**GOAL**
Copy out every line of the material below word for word, but leave out the pictures.

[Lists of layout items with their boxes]
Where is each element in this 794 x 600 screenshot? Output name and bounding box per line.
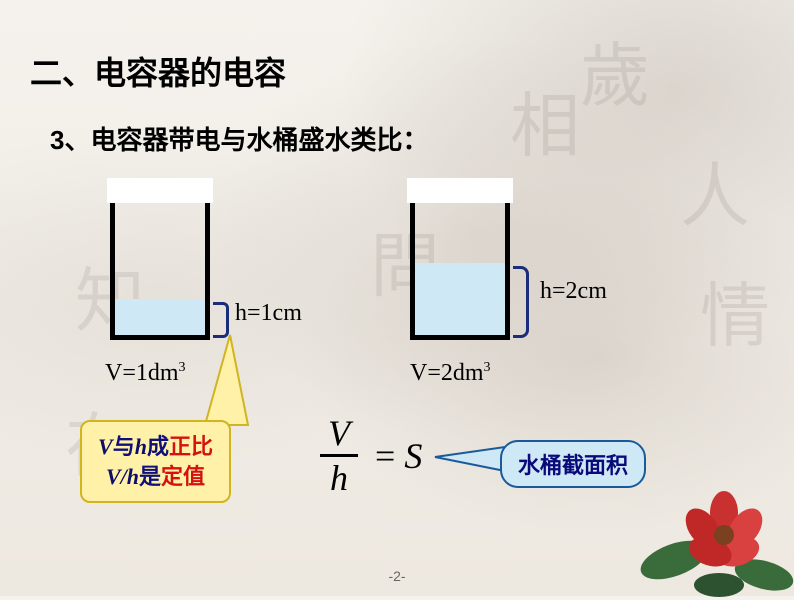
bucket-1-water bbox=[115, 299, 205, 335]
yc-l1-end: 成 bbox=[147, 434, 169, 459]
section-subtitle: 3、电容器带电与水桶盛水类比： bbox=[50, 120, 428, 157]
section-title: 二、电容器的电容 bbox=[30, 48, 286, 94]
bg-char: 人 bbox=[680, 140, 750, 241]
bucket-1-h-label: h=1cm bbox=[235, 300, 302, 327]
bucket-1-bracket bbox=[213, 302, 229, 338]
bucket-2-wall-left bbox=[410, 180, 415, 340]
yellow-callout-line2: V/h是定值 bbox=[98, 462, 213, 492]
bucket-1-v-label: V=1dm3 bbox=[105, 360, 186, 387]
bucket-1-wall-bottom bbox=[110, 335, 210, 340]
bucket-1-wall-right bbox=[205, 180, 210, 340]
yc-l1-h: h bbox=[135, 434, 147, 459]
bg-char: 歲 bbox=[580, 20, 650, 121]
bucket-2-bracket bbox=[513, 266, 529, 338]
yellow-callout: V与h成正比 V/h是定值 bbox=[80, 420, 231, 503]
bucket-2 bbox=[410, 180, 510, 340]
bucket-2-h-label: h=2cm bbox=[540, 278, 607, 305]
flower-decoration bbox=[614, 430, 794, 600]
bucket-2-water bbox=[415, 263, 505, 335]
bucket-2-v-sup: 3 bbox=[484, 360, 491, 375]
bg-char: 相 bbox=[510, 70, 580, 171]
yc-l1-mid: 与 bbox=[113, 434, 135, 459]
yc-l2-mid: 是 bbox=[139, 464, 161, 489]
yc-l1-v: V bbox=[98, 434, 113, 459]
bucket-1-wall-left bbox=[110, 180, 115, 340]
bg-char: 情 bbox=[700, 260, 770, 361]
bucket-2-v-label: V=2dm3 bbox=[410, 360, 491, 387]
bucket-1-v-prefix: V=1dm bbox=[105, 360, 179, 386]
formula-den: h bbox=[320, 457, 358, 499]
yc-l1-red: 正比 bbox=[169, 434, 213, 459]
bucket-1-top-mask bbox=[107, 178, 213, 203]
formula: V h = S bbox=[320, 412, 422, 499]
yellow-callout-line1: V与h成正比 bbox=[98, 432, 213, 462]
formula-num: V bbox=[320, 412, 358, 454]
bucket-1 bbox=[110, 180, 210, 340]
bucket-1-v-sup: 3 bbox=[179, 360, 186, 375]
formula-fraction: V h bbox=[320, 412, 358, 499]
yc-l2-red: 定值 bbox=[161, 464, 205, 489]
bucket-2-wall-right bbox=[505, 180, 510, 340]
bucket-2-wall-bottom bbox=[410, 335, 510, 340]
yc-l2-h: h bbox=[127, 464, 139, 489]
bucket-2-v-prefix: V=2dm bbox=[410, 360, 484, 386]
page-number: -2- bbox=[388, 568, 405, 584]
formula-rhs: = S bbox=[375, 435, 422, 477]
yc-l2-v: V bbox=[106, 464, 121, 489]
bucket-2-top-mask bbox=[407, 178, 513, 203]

**COMPLETE ANSWER**
Where is each element in this 794 x 600 screenshot? Output name and bounding box per line.
bucket-1-water bbox=[115, 299, 205, 335]
yc-l1-end: 成 bbox=[147, 434, 169, 459]
section-subtitle: 3、电容器带电与水桶盛水类比： bbox=[50, 120, 428, 157]
section-title: 二、电容器的电容 bbox=[30, 48, 286, 94]
bg-char: 人 bbox=[680, 140, 750, 241]
bucket-1-h-label: h=1cm bbox=[235, 300, 302, 327]
bucket-1-bracket bbox=[213, 302, 229, 338]
bucket-2-wall-left bbox=[410, 180, 415, 340]
yellow-callout-line2: V/h是定值 bbox=[98, 462, 213, 492]
bucket-1-v-label: V=1dm3 bbox=[105, 360, 186, 387]
bucket-1-wall-bottom bbox=[110, 335, 210, 340]
bucket-1-wall-right bbox=[205, 180, 210, 340]
yc-l1-h: h bbox=[135, 434, 147, 459]
bg-char: 歲 bbox=[580, 20, 650, 121]
bucket-2-bracket bbox=[513, 266, 529, 338]
yellow-callout: V与h成正比 V/h是定值 bbox=[80, 420, 231, 503]
bucket-2 bbox=[410, 180, 510, 340]
bucket-2-h-label: h=2cm bbox=[540, 278, 607, 305]
flower-decoration bbox=[614, 430, 794, 600]
bucket-2-water bbox=[415, 263, 505, 335]
bucket-2-v-sup: 3 bbox=[484, 360, 491, 375]
bg-char: 相 bbox=[510, 70, 580, 171]
yc-l1-mid: 与 bbox=[113, 434, 135, 459]
yc-l2-mid: 是 bbox=[139, 464, 161, 489]
yc-l1-v: V bbox=[98, 434, 113, 459]
bucket-1-wall-left bbox=[110, 180, 115, 340]
bg-char: 情 bbox=[700, 260, 770, 361]
bucket-2-v-label: V=2dm3 bbox=[410, 360, 491, 387]
bucket-1-v-prefix: V=1dm bbox=[105, 360, 179, 386]
formula-den: h bbox=[320, 457, 358, 499]
yc-l1-red: 正比 bbox=[169, 434, 213, 459]
bucket-1-top-mask bbox=[107, 178, 213, 203]
formula: V h = S bbox=[320, 412, 422, 499]
yellow-callout-line1: V与h成正比 bbox=[98, 432, 213, 462]
formula-num: V bbox=[320, 412, 358, 454]
bucket-1 bbox=[110, 180, 210, 340]
bucket-1-v-sup: 3 bbox=[179, 360, 186, 375]
formula-fraction: V h bbox=[320, 412, 358, 499]
yc-l2-red: 定值 bbox=[161, 464, 205, 489]
bucket-2-wall-right bbox=[505, 180, 510, 340]
bucket-2-wall-bottom bbox=[410, 335, 510, 340]
yc-l2-h: h bbox=[127, 464, 139, 489]
bucket-2-v-prefix: V=2dm bbox=[410, 360, 484, 386]
page-number: -2- bbox=[388, 568, 405, 584]
formula-rhs: = S bbox=[375, 435, 422, 477]
yc-l2-v: V bbox=[106, 464, 121, 489]
bucket-2-top-mask bbox=[407, 178, 513, 203]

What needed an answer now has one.